Start
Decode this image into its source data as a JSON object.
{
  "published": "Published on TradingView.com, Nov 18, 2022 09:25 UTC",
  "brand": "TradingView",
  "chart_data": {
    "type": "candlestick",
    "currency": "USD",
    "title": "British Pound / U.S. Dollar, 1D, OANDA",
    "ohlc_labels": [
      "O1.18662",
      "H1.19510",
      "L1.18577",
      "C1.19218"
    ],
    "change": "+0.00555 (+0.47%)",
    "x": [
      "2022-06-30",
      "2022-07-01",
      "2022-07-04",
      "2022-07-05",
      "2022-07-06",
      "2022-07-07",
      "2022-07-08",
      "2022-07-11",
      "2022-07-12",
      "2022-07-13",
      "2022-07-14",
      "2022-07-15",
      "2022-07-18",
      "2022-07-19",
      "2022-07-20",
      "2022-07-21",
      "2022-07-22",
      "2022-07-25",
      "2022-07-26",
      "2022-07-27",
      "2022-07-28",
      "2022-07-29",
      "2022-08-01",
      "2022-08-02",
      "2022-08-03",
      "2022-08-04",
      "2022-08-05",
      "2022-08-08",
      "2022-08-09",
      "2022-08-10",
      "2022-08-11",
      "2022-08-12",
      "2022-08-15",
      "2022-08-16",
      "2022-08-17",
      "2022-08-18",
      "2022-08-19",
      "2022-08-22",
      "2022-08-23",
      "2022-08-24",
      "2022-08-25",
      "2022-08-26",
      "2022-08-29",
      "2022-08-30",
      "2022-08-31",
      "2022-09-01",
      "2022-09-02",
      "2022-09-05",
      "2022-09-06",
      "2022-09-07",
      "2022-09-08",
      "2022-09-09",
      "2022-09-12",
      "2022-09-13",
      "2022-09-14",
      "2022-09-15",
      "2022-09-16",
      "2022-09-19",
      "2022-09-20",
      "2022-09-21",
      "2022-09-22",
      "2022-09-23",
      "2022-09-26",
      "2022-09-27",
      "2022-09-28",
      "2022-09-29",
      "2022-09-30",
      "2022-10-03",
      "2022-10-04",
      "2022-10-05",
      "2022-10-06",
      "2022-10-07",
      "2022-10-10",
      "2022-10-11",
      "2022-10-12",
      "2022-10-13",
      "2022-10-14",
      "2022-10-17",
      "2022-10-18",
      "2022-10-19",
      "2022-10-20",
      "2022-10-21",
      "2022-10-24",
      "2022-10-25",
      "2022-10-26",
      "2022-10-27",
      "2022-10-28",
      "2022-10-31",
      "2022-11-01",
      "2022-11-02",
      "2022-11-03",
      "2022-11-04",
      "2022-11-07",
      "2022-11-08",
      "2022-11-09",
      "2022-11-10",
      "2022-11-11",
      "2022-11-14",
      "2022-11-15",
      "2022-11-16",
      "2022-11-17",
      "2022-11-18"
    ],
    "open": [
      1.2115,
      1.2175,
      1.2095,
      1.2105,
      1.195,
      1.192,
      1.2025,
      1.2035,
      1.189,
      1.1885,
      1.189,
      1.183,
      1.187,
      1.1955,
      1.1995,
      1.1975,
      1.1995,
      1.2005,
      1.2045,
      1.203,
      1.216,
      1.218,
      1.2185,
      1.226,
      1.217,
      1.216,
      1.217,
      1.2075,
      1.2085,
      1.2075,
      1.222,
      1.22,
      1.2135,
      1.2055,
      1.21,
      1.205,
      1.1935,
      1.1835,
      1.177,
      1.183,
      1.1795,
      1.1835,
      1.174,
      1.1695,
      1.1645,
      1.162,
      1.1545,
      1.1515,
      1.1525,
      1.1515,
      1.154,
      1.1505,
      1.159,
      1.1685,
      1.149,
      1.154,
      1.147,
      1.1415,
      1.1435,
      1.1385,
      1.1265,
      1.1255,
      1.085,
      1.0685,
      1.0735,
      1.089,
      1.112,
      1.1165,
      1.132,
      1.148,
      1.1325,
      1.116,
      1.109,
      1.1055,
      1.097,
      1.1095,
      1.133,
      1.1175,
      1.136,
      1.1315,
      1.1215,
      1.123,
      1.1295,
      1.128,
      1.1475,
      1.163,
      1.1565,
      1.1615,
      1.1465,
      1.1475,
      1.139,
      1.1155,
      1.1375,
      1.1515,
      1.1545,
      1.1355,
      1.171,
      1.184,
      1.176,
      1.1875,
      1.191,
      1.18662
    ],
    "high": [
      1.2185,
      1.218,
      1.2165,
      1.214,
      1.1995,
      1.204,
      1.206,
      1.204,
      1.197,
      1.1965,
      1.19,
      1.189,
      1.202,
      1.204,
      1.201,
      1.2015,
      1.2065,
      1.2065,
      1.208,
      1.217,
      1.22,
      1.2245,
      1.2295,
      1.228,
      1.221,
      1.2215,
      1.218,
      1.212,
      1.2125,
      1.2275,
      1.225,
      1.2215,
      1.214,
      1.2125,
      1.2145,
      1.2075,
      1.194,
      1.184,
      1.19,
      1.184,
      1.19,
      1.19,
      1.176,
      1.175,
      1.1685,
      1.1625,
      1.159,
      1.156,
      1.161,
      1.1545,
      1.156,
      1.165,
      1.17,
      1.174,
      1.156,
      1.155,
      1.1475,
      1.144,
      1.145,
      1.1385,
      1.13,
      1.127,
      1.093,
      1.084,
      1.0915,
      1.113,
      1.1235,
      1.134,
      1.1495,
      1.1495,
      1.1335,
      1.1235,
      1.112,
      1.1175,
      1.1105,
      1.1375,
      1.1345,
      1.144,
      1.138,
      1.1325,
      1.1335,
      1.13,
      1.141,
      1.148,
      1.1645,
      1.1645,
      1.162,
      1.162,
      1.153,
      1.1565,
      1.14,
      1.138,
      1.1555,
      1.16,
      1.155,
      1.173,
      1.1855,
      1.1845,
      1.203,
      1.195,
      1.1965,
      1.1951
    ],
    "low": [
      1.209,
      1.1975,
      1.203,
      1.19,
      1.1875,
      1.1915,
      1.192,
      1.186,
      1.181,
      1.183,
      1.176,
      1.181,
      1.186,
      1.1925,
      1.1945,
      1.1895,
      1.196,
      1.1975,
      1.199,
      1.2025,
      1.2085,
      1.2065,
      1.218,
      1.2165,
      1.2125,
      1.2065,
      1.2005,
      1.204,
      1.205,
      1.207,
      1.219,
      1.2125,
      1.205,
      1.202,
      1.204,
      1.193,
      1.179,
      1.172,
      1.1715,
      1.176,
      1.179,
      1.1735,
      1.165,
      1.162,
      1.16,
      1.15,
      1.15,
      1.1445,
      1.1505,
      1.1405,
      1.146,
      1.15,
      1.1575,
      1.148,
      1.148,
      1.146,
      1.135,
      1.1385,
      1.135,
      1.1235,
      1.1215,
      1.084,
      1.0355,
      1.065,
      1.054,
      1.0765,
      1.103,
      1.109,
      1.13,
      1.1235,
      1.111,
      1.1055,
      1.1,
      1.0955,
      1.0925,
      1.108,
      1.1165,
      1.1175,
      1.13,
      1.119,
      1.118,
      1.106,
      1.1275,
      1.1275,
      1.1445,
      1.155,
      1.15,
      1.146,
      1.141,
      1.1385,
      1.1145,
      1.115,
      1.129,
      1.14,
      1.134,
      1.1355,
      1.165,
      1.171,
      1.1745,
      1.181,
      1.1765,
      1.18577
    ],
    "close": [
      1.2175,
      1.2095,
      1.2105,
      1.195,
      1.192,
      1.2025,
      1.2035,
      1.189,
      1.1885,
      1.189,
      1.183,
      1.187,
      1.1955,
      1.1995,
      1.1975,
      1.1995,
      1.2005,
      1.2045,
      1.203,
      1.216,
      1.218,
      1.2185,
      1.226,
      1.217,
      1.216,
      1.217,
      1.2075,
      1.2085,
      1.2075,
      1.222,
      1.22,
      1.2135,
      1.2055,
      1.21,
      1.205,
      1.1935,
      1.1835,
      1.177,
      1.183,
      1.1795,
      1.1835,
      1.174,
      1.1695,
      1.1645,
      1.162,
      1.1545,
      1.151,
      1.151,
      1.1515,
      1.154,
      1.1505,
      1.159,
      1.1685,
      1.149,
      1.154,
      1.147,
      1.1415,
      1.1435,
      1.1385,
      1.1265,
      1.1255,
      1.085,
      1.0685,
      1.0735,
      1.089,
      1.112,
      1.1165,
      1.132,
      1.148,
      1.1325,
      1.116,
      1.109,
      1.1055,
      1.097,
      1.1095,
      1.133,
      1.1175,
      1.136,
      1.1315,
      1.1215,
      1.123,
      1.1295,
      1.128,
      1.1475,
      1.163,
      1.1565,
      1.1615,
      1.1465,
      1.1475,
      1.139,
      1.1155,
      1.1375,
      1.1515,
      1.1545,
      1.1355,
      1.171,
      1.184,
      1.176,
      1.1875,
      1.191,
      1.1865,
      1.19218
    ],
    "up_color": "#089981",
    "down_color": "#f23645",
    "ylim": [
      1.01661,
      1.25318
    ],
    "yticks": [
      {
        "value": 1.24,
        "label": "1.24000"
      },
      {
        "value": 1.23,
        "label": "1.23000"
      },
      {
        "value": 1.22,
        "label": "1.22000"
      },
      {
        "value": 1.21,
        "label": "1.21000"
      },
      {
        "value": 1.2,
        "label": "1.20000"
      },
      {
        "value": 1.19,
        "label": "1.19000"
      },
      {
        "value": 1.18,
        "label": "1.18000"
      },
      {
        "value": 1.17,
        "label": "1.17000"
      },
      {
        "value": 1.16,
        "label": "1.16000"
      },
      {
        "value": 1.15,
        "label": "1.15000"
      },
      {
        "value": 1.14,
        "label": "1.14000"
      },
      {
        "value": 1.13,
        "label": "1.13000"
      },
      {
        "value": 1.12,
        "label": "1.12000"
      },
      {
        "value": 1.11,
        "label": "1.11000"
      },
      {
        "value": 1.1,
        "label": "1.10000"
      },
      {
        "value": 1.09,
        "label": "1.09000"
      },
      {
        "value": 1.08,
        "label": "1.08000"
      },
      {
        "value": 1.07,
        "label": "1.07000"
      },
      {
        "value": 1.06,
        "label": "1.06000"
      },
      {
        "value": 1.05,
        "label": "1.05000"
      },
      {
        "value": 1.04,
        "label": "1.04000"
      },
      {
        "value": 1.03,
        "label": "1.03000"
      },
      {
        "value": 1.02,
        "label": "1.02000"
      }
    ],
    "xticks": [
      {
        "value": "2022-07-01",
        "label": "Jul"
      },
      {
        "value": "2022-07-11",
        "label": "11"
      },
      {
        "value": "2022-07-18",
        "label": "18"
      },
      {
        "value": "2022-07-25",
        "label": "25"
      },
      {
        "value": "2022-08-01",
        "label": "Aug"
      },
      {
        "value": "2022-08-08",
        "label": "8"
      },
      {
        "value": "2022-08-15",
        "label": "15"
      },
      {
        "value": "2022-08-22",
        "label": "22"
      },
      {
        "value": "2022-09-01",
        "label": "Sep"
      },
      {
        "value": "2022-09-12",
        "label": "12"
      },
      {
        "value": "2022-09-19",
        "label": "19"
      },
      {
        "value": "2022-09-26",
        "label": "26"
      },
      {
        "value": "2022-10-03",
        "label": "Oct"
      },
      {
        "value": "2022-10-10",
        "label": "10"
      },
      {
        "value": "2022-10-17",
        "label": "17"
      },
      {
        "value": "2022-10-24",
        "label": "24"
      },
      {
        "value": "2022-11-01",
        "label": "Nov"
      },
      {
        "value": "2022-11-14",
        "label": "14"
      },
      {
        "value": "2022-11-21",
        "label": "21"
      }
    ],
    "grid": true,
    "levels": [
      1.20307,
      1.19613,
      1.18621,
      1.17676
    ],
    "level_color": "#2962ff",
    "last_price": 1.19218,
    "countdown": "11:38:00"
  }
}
End
YOUR GOAL. Pick out every line above that contains the word "TradingView" and copy it.

ANSWER.
  "published": "Published on TradingView.com, Nov 18, 2022 09:25 UTC",
  "brand": "TradingView",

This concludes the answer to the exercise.